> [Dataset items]
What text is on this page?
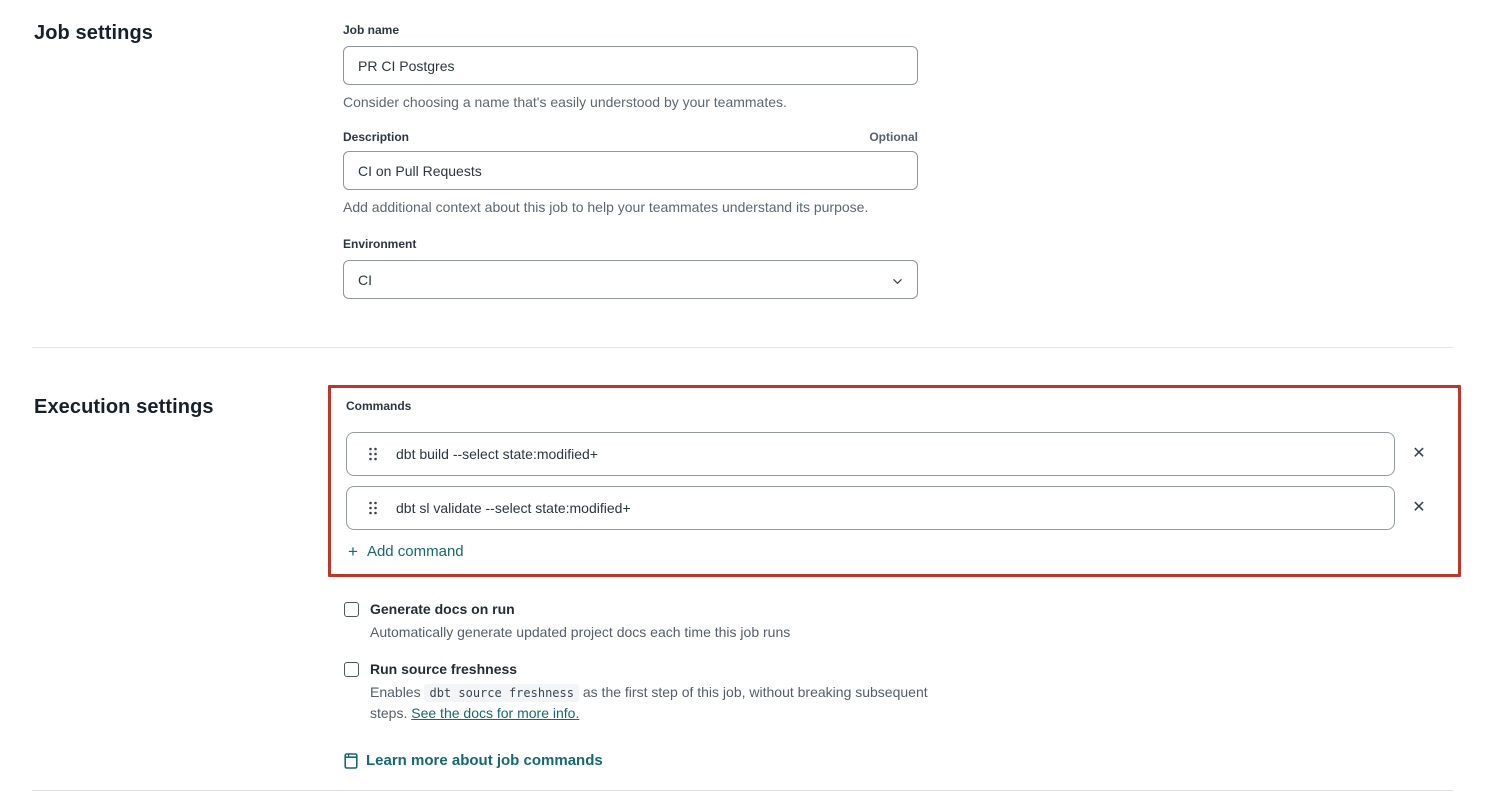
Job settings	Job name
PR CI Postgres
Consider choosing a name that's easily understood by your teammates.
Description	Optional
CI on Pull Requests
Add additional context about this job to help your teammates understand its purpose.
Environment
CI
Execution settings	Commands
dbt build --select state:modified+
✕
dbt sl validate --select state:modified+
✕
+ Add command
Generate docs on run
Automatically generate updated project docs each time this job runs
Run source freshness
Enables dbt source freshness as the first step of this job, without breaking subsequent steps. See the docs for more info.
Learn more about job commands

> [Given instruction] Search the entries for the word "this", then list each line that holds it.

> [Response]
What text is on this page?
Add additional context about this job to help your teammates understand its purpose.
Automatically generate updated project docs each time this job runs
Enables dbt source freshness as the first step of this job, without breaking subsequent steps. See the docs for more info.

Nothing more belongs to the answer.